§ EXERCISE BRIEF:
Go through the entries and count the lines with the string "общественно" in them. Give only that number.

§ MATERIAL FOR THE TASK:
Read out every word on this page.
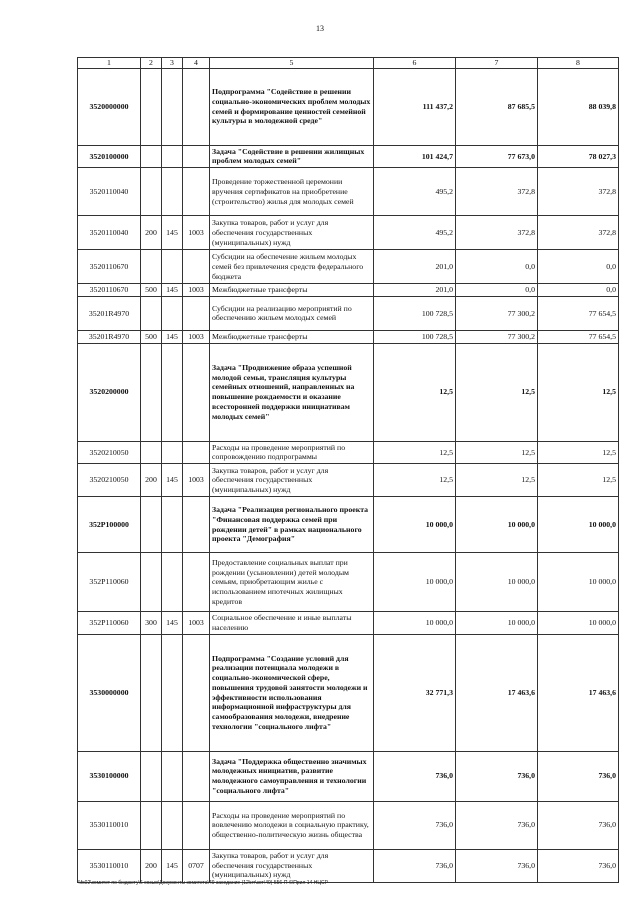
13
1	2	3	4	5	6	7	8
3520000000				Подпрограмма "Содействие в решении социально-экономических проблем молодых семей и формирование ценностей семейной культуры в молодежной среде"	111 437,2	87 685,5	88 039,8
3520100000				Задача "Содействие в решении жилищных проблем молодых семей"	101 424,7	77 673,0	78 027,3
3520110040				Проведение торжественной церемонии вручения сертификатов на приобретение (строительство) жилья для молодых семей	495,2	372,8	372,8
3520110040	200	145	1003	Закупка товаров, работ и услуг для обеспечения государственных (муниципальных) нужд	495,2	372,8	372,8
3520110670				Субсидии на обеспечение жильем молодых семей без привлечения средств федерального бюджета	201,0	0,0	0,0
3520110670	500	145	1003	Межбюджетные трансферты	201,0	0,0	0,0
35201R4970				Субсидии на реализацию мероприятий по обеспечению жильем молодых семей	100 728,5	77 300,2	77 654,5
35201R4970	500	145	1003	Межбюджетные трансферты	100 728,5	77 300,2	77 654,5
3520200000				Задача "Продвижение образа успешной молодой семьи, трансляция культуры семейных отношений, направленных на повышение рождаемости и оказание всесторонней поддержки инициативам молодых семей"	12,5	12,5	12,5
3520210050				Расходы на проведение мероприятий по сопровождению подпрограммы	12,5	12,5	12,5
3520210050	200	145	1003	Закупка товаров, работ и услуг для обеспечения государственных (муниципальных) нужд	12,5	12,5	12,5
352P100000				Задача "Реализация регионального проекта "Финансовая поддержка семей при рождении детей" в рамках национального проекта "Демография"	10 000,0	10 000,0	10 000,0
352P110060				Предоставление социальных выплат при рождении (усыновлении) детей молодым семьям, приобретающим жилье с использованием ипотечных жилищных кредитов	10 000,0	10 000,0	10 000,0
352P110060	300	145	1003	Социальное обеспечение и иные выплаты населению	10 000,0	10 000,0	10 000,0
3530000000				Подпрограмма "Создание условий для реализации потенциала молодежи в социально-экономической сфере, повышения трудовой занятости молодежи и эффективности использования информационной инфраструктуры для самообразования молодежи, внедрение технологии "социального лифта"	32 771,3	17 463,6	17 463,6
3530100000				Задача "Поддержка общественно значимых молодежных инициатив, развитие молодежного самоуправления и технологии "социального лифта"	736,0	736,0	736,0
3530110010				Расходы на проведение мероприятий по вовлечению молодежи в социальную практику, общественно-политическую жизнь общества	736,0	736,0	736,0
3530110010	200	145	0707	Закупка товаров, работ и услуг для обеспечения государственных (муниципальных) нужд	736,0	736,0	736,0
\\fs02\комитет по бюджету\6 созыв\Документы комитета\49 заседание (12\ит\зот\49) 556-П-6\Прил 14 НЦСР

§ ANSWER:
2